#### Aim
In the material below, find every line with "have" and pull it out.

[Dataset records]
+--

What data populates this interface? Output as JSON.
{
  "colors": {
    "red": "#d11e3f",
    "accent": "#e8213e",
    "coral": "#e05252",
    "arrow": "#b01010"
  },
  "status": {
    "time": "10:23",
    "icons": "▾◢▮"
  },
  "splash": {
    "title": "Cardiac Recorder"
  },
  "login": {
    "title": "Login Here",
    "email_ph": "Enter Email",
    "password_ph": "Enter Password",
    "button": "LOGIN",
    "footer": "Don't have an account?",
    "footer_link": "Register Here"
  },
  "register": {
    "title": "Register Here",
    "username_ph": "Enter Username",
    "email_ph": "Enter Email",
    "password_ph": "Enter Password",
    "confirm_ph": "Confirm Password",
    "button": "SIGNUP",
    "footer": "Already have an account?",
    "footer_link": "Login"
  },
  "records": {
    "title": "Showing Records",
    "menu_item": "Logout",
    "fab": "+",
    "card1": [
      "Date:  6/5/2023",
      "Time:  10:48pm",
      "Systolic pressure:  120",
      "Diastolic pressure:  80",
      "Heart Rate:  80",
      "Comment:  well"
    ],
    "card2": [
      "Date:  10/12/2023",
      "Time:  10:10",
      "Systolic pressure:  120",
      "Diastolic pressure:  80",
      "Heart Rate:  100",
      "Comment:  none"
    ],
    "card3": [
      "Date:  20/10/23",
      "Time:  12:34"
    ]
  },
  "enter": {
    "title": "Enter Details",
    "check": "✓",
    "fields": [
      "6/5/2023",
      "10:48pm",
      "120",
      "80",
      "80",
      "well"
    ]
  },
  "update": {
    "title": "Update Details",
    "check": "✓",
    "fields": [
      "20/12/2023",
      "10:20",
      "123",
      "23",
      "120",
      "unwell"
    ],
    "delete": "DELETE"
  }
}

+--

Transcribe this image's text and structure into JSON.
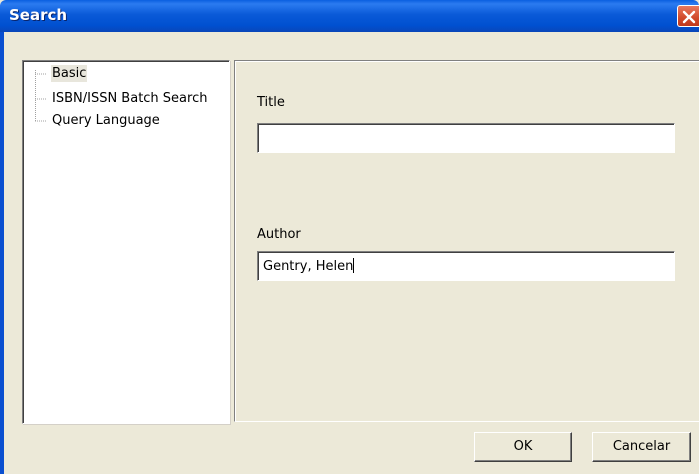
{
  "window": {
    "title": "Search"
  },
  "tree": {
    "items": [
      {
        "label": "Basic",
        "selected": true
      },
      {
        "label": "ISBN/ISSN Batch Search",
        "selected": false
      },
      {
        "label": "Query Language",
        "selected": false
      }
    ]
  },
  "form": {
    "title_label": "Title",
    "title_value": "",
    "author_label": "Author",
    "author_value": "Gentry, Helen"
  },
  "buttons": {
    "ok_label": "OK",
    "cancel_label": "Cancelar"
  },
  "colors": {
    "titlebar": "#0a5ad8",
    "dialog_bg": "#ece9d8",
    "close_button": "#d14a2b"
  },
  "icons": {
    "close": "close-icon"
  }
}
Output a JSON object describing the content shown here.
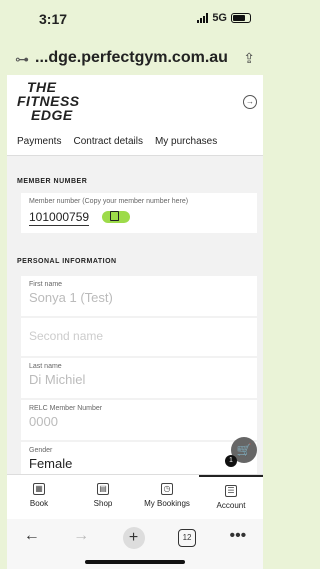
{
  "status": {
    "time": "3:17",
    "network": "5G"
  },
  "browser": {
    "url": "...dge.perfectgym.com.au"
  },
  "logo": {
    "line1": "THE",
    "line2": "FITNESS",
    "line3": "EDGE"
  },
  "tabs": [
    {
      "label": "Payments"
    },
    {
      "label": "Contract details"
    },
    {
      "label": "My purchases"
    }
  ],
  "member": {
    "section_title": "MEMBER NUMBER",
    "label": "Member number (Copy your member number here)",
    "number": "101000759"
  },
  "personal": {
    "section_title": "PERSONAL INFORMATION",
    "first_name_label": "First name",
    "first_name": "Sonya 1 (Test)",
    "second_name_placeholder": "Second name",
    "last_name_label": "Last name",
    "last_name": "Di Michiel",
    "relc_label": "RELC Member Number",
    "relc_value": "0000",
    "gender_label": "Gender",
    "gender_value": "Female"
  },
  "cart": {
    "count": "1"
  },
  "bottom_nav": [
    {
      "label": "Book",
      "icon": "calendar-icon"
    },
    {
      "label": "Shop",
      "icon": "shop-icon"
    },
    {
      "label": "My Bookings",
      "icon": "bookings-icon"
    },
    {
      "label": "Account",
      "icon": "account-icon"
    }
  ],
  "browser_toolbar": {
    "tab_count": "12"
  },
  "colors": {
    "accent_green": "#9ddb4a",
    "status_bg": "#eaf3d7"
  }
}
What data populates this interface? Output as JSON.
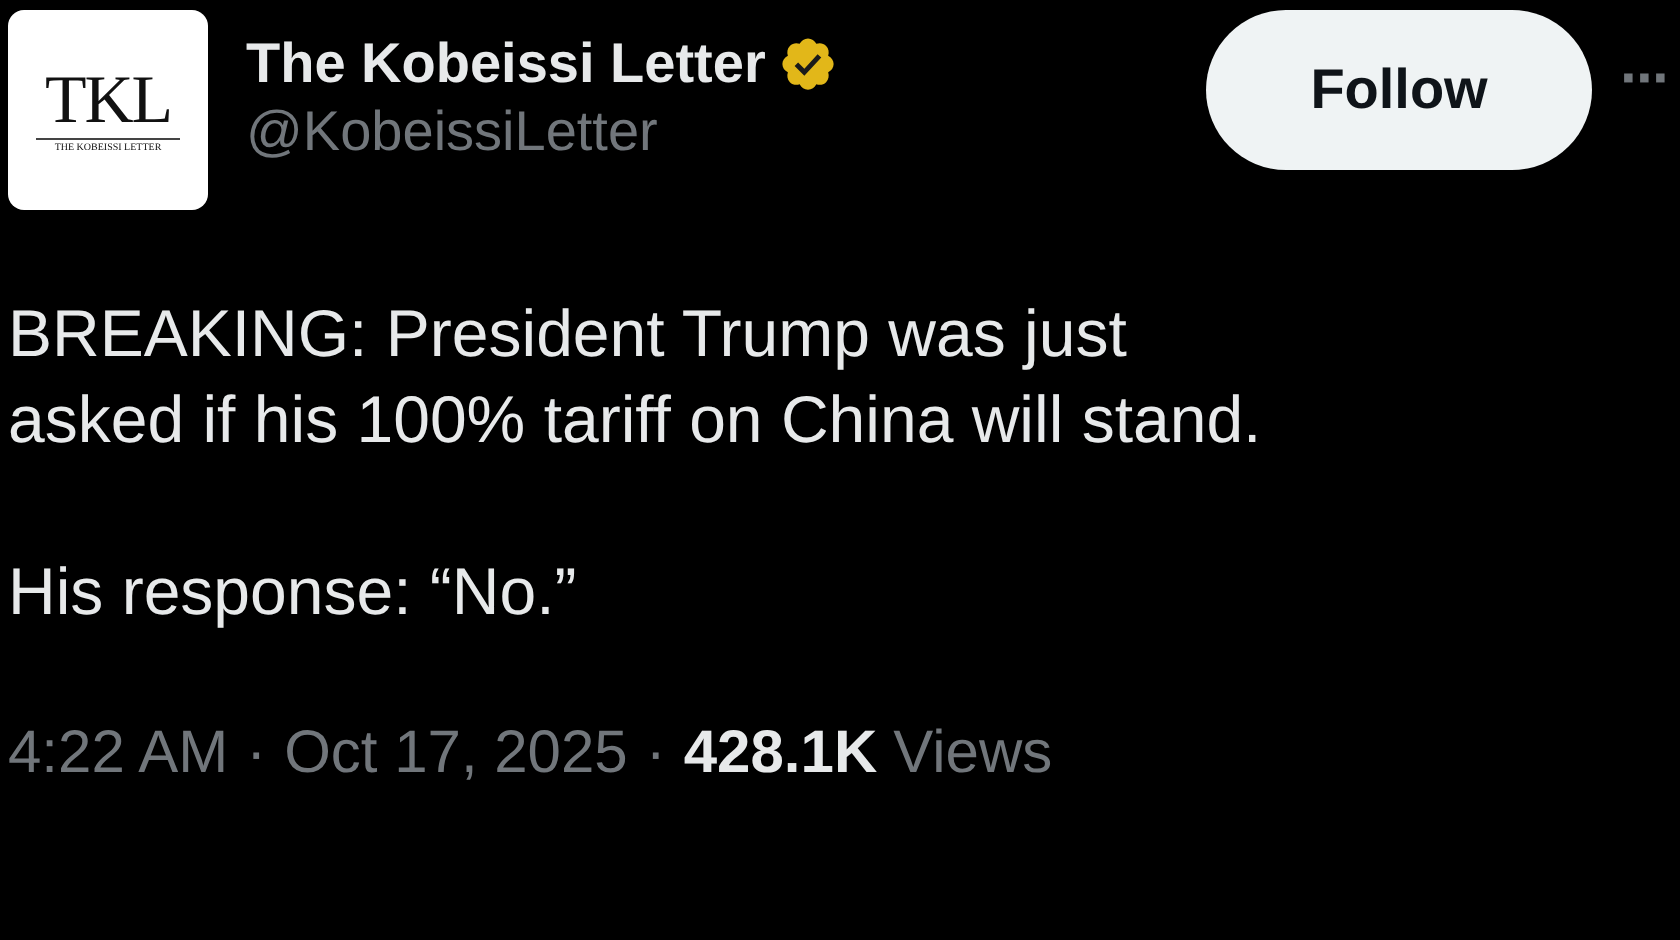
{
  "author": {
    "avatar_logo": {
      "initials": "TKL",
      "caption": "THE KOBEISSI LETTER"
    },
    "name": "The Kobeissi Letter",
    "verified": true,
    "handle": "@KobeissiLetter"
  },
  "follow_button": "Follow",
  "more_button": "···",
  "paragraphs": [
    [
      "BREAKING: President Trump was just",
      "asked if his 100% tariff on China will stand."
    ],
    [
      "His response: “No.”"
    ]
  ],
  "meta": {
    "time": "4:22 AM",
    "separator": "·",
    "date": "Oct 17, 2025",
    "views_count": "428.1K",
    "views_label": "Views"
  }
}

+--

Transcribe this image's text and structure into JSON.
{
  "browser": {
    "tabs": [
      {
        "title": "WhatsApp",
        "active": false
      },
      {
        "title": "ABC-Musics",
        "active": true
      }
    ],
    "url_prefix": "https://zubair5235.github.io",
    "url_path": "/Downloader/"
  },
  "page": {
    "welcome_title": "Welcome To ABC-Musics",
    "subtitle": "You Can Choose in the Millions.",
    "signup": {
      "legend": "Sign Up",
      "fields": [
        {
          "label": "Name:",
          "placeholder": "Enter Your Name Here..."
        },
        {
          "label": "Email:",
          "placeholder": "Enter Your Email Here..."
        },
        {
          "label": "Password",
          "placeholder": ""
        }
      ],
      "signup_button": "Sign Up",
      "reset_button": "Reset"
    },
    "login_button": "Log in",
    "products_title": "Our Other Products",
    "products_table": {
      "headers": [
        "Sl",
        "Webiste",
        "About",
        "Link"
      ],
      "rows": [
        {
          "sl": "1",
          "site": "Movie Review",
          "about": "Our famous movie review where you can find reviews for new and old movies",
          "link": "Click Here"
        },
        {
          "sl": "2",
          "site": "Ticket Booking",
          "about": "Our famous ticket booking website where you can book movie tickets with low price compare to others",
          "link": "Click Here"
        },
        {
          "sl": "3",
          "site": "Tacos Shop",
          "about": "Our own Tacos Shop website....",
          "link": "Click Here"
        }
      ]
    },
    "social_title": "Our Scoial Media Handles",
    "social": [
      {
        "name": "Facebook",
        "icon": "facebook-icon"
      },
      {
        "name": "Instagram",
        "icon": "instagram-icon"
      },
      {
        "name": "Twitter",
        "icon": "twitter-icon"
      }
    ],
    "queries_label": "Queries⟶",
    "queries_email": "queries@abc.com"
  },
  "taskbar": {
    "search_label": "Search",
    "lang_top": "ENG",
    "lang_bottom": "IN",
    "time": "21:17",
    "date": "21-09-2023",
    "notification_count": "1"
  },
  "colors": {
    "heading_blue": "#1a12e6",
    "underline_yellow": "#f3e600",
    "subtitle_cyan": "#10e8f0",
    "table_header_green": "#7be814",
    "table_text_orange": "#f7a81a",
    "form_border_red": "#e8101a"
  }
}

+--

#### Result of this exercise
    "footer": "Don't have an account?",
    "footer": "Already have an account?",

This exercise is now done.